Document segment:
= = = = = = =
The code lives in submissions/v60/ (the directory layout is inherited from the challenge repository). For the original challenge README, see README_upstream.md.

Quick Start

Installation

# Clone the repository
git clone https://github.com/partcleda/macro-place-challenge-2026.git
cd partcl-macro-place-challenge

# Initialize TILOS MacroPlacement submodule (required for evaluation)
git submodule update --init external/MacroPlacement

# Install the package and all dependencies
uv sync

Run the submission

# Single benchmark
uv run evaluate submissions/v60/v60_placer.py -b ibm01

# All 17 IBM benchmarks with a comparison table
uv run evaluate submissions/v60/v60_placer.py --all

# Visualize the result
uv run evaluate submissions/v60/v60_placer.py -b ibm01 --vis

The entry point is v60_placer.py; it pulls in v60_engine.py, v60_kernels.py, and v60_incremental_eval.py from the same folder. Do not run those modules directly.

How It Works

The macro placement problem is to assign 2D positions to a set of hard and soft macros on a bounded canvas such that a weighted sum of wirelength, placement density, and routing congestion is minimized. v60 approaches this as a continuous optimization problem: all three terms are made differentiable and gradient descent is run directly on macro coordinates.

Starting point: spectral clustering. Before any gradient step, v60 partitions the hard macros into spatial clusters using the Fiedler embedding of the netlist graph — the 2D projection onto the eigenvectors corresponding to the two smallest non-zero eigenvalues of the graph Laplacian. This embedding has a useful property: macros that are heavily interconnected end up close together in the embedding regardless of their initial positions, so K-means on this space naturally recovers groups that belong together in the floorplan. Each cluster is then collapsed into a super-macro whose size is the bounding box of its members, giving the optimizer a coarse but topologically meaningful starting skeleton.

The three-stage gradient engine. From those cluster positions, the engine runs three successive gradient descent phases. Stage 0 is a short global pass that places the super-macros; it establishes a rough floorplan before individual macros are freed. Stage 1 then expands the super-macros back into their constituent hard macros and optimizes freely — this is the main exploration phase, where the optimizer is given enough room to move macros far from their cluster centers if the wirelength objective calls for it. Stage 2 finishes by activating the density, overlap, and congestion penalties at full strength, driving hard-macro overlap towards zero while balancing the other cost terms.
= = = = = = =
Supplied records:

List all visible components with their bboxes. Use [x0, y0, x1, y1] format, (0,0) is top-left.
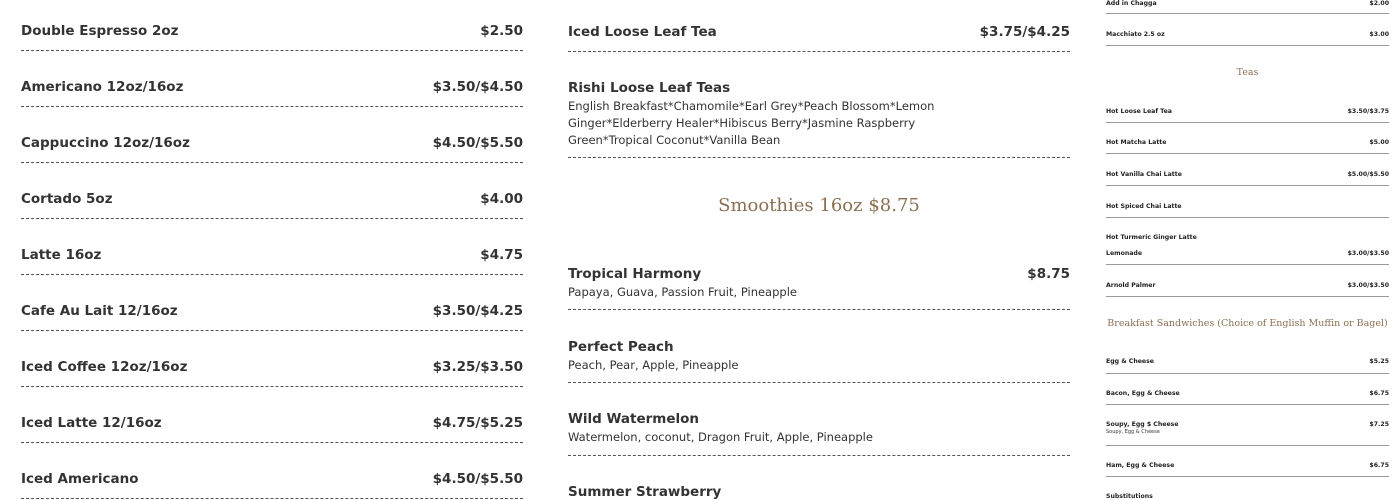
item-price: $3.00/$3.50	[1347, 250, 1389, 257]
menu-item	[1106, 234, 1389, 244]
menu-item	[1106, 421, 1389, 446]
menu-item	[21, 135, 523, 163]
menu-item	[1106, 390, 1389, 405]
menu-item	[1106, 31, 1389, 46]
item-price: $5.00	[1369, 139, 1389, 146]
item-name: Cortado 5oz	[21, 191, 113, 207]
item-price: $6.75	[1369, 390, 1389, 397]
item-name: Iced Coffee 12oz/16oz	[21, 359, 188, 375]
item-name: Hot Matcha Latte	[1106, 139, 1167, 146]
item-name: Arnold Palmer	[1106, 282, 1156, 289]
item-price: $3.50/$3.75	[1347, 108, 1389, 115]
item-name: Bacon, Egg & Cheese	[1106, 390, 1180, 397]
menu-item	[1106, 171, 1389, 186]
item-name: Latte 16oz	[21, 247, 102, 263]
item-price: $2.00	[1369, 0, 1389, 7]
item-price: $4.75/$5.25	[432, 415, 523, 431]
teas-heading: Teas	[1236, 67, 1259, 78]
item-price: $4.75	[480, 247, 523, 263]
item-price: $3.25/$3.50	[432, 359, 523, 375]
menu-item	[568, 339, 1070, 383]
item-price: $3.50/$4.25	[432, 303, 523, 319]
item-description: English Breakfast*Chamomile*Earl Grey*Peach Blossom*Lemon Ginger*Elderberry Healer*Hibiscus Berry*Jasmine Raspberry Green*Tropical Coconut*Vanilla Bean	[568, 99, 935, 147]
item-name: Double Espresso 2oz	[21, 23, 179, 39]
menu-item	[1106, 0, 1389, 14]
item-name: Hot Vanilla Chai Latte	[1106, 171, 1182, 178]
item-name: Macchiato 2.5 oz	[1106, 31, 1165, 38]
menu-item	[1106, 203, 1389, 218]
item-name: Iced Latte 12/16oz	[21, 415, 162, 431]
item-price: $2.50	[480, 23, 523, 39]
item-price: $5.25	[1369, 358, 1389, 365]
menu-item	[1106, 493, 1389, 500]
item-price: $8.75	[1027, 266, 1070, 282]
item-price: $4.50/$5.50	[432, 471, 523, 487]
item-name: Soupy, Egg $ Cheese	[1106, 421, 1179, 428]
menu-item	[1106, 462, 1389, 477]
item-description: Papaya, Guava, Passion Fruit, Pineapple	[568, 285, 797, 299]
item-name: Perfect Peach	[568, 339, 674, 355]
item-name: Add in Chagga	[1106, 0, 1157, 7]
menu-item	[1106, 139, 1389, 154]
item-name: Substitutions	[1106, 493, 1153, 500]
item-name: Cappuccino 12oz/16oz	[21, 135, 190, 151]
menu-item	[1106, 282, 1389, 297]
menu-item	[568, 24, 1070, 52]
item-price: $3.50/$4.50	[432, 79, 523, 95]
item-name: Cafe Au Lait 12/16oz	[21, 303, 178, 319]
menu-item	[21, 79, 523, 107]
item-name: Ham, Egg & Cheese	[1106, 462, 1175, 469]
menu-item	[21, 359, 523, 387]
item-price: $5.00/$5.50	[1347, 171, 1389, 178]
item-name: Iced Loose Leaf Tea	[568, 24, 717, 40]
item-price: $6.75	[1369, 462, 1389, 469]
item-description: Watermelon, coconut, Dragon Fruit, Apple, Pineapple	[568, 430, 873, 444]
item-description: Peach, Pear, Apple, Pineapple	[568, 358, 739, 372]
menu-item	[21, 23, 523, 51]
item-name: Egg & Cheese	[1106, 358, 1155, 365]
menu-item	[568, 80, 1070, 158]
menu-item	[568, 411, 1070, 456]
menu-item	[21, 415, 523, 443]
item-name: Rishi Loose Leaf Teas	[568, 80, 731, 96]
menu-item	[1106, 250, 1389, 265]
item-price: $7.25	[1369, 421, 1389, 428]
item-subtext: Soupy, Egg & Cheese	[1106, 429, 1160, 435]
item-name: Iced Americano	[21, 471, 139, 487]
item-price: $3.75/$4.25	[979, 24, 1070, 40]
menu-item	[21, 471, 523, 499]
item-name: Lemonade	[1106, 250, 1143, 257]
breakfast-heading: Breakfast Sandwiches (Choice of English Muffin or Bagel)	[1107, 318, 1388, 329]
smoothies-heading: Smoothies 16oz $8.75	[718, 195, 920, 216]
menu-item	[568, 484, 1070, 500]
menu-item	[1106, 108, 1389, 123]
item-name: Hot Loose Leaf Tea	[1106, 108, 1172, 115]
item-name: Tropical Harmony	[568, 266, 702, 282]
menu-item	[21, 303, 523, 331]
item-price: $4.50/$5.50	[432, 135, 523, 151]
item-name: Wild Watermelon	[568, 411, 700, 427]
menu-item	[1106, 358, 1389, 374]
menu-item	[21, 247, 523, 275]
item-name: Summer Strawberry	[568, 484, 722, 500]
item-name: Hot Spiced Chai Latte	[1106, 203, 1182, 210]
menu-item	[21, 191, 523, 219]
item-price: $4.00	[480, 191, 523, 207]
item-name: Hot Turmeric Ginger Latte	[1106, 234, 1197, 241]
item-price: $3.00/$3.50	[1347, 282, 1389, 289]
menu-item	[568, 266, 1070, 310]
item-name: Americano 12oz/16oz	[21, 79, 184, 95]
item-price: $3.00	[1369, 31, 1389, 38]
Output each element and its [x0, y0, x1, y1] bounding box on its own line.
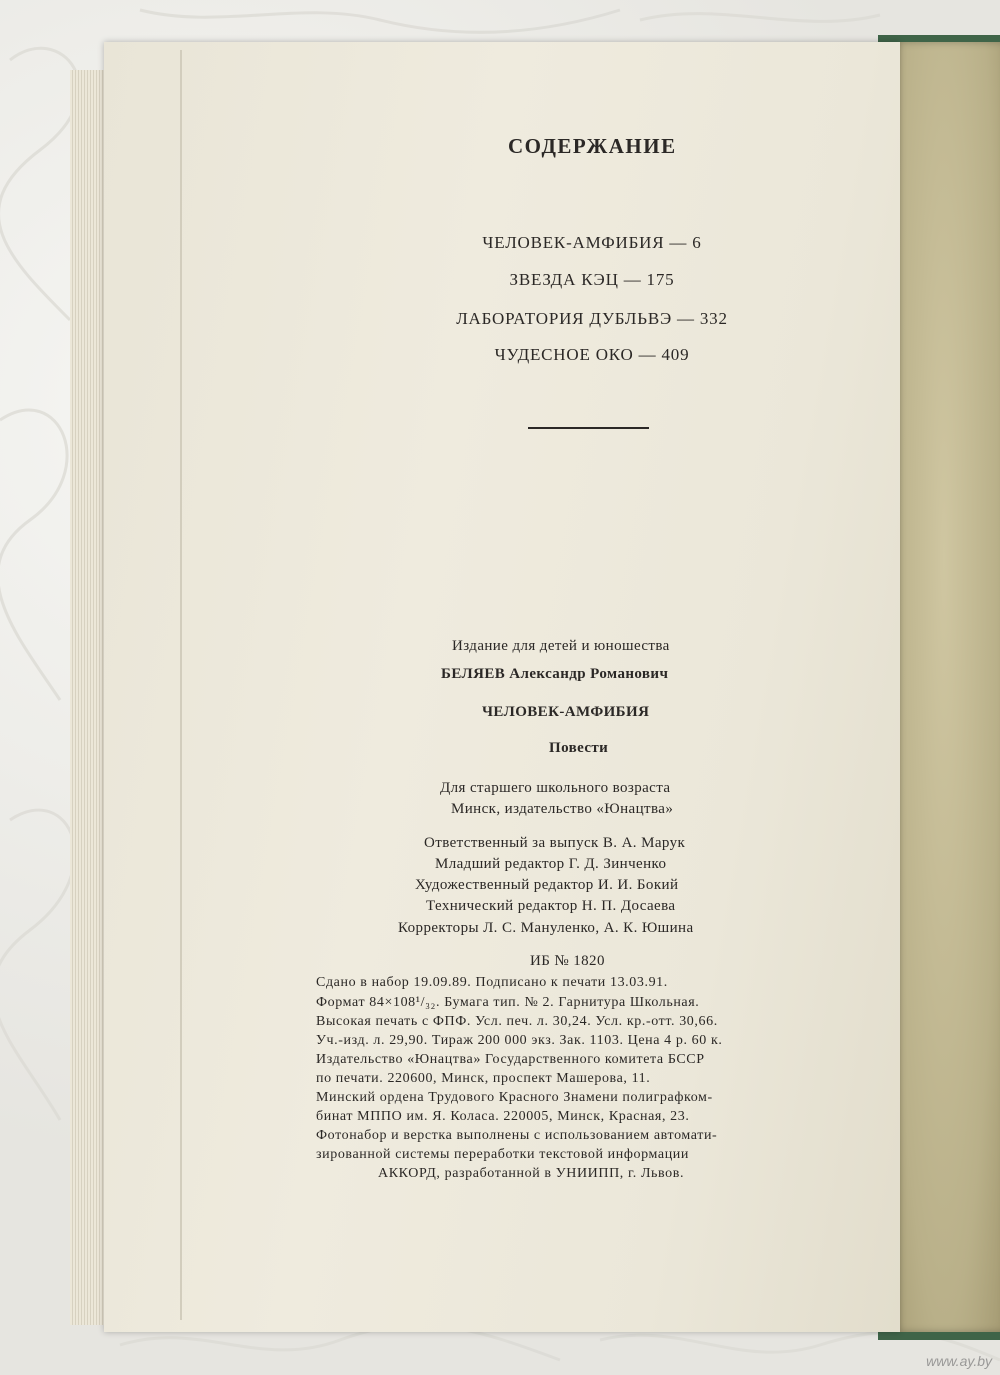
credit-line: Корректоры Л. С. Мануленко, А. К. Юшина [398, 920, 694, 936]
toc-item-3: ЛАБОРАТОРИЯ ДУБЛЬВЭ — 332 [456, 309, 728, 328]
credit-line: Младший редактор Г. Д. Зинченко [435, 856, 667, 872]
detail-line: АККОРД, разработанной в УНИИПП, г. Львов. [378, 1166, 685, 1181]
detail-line: зированной системы переработки текстовой информации [316, 1147, 689, 1162]
toc-item-2: ЗВЕЗДА КЭЦ — 175 [509, 270, 675, 289]
publisher: Минск, издательство «Юнацтва» [451, 801, 674, 817]
detail-line: Издательство «Юнацтва» Государственного комитета БССР [316, 1052, 705, 1067]
ib-number: ИБ № 1820 [530, 953, 605, 969]
credit-line: Художественный редактор И. И. Бокий [415, 877, 679, 893]
detail-line: Фотонабор и верстка выполнены с использованием автомати- [316, 1128, 718, 1143]
book-title: ЧЕЛОВЕК-АМФИБИЯ [482, 704, 650, 720]
credit-line: Технический редактор Н. П. Досаева [426, 898, 676, 914]
credit-line: Ответственный за выпуск В. А. Марук [424, 835, 686, 851]
author-name: БЕЛЯЕВ Александр Романович [441, 666, 669, 682]
detail-line: бинат МППО им. Я. Коласа. 220005, Минск, Красная, 23. [316, 1109, 690, 1124]
audience: Для старшего школьного возраста [440, 780, 671, 796]
edition-note: Издание для детей и юношества [452, 638, 670, 654]
toc-item-1: ЧЕЛОВЕК-АМФИБИЯ — 6 [482, 233, 702, 252]
detail-line: Формат 84×108¹/₃₂. Бумага тип. № 2. Гарнитура Школьная. [316, 995, 700, 1010]
detail-line: Минский ордена Трудового Красного Знамени полиграфком- [316, 1090, 713, 1105]
genre: Повести [549, 740, 609, 756]
contents-title: СОДЕРЖАНИЕ [508, 134, 677, 158]
toc-item-4: ЧУДЕСНОЕ ОКО — 409 [494, 345, 690, 364]
detail-line: по печати. 220600, Минск, проспект Машерова, 11. [316, 1071, 651, 1086]
detail-line: Уч.-изд. л. 29,90. Тираж 200 000 экз. Зак. 1103. Цена 4 р. 60 к. [316, 1033, 723, 1048]
detail-line: Сдано в набор 19.09.89. Подписано к печати 13.03.91. [316, 975, 668, 990]
detail-line: Высокая печать с ФПФ. Усл. печ. л. 30,24. Усл. кр.-отт. 30,66. [316, 1014, 718, 1029]
watermark: www.ay.by [926, 1353, 992, 1369]
section-divider [528, 427, 649, 429]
= = = = = = =
Task description:
In the excerpt about the v60 macro placer, which stage of the gradient engine activates the density, overlap, and congestion penalties at full strength?

Solution below:
Stage 2